• What is expected:
Restate the entire listing word for word.

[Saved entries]

......

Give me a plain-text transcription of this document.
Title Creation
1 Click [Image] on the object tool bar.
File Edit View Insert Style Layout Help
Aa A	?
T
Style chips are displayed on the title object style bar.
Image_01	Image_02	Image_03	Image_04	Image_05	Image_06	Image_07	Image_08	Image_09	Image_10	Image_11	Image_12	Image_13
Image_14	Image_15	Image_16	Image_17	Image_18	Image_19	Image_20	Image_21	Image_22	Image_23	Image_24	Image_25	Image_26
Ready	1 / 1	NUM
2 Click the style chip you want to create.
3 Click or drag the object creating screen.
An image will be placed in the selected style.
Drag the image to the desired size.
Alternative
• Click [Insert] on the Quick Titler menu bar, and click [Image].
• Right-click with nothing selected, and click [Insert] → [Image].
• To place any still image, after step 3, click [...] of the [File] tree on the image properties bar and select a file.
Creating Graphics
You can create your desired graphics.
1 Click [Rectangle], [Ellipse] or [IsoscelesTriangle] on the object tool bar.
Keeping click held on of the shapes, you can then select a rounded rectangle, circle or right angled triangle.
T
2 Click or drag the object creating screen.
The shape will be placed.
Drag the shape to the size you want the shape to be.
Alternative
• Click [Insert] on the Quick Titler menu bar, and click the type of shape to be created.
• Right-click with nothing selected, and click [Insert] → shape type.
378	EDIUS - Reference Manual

......

• Response:
Give me a plain-text transcription of this document.
Title Creation
1 Click [Image] on the object tool bar.
File Edit View Insert Style Layout Help
Aa A	?
T
Style chips are displayed on the title object style bar.
Image_01	Image_02	Image_03	Image_04	Image_05	Image_06	Image_07	Image_08	Image_09	Image_10	Image_11	Image_12	Image_13
Image_14	Image_15	Image_16	Image_17	Image_18	Image_19	Image_20	Image_21	Image_22	Image_23	Image_24	Image_25	Image_26
Ready	1 / 1	NUM
2 Click the style chip you want to create.
3 Click or drag the object creating screen.
An image will be placed in the selected style.
Drag the image to the desired size.
Alternative
• Click [Insert] on the Quick Titler menu bar, and click [Image].
• Right-click with nothing selected, and click [Insert] → [Image].
• To place any still image, after step 3, click [...] of the [File] tree on the image properties bar and select a file.
Creating Graphics
You can create your desired graphics.
1 Click [Rectangle], [Ellipse] or [IsoscelesTriangle] on the object tool bar.
Keeping click held on of the shapes, you can then select a rounded rectangle, circle or right angled triangle.
T
2 Click or drag the object creating screen.
The shape will be placed.
Drag the shape to the size you want the shape to be.
Alternative
• Click [Insert] on the Quick Titler menu bar, and click the type of shape to be created.
• Right-click with nothing selected, and click [Insert] → shape type.
378	EDIUS - Reference Manual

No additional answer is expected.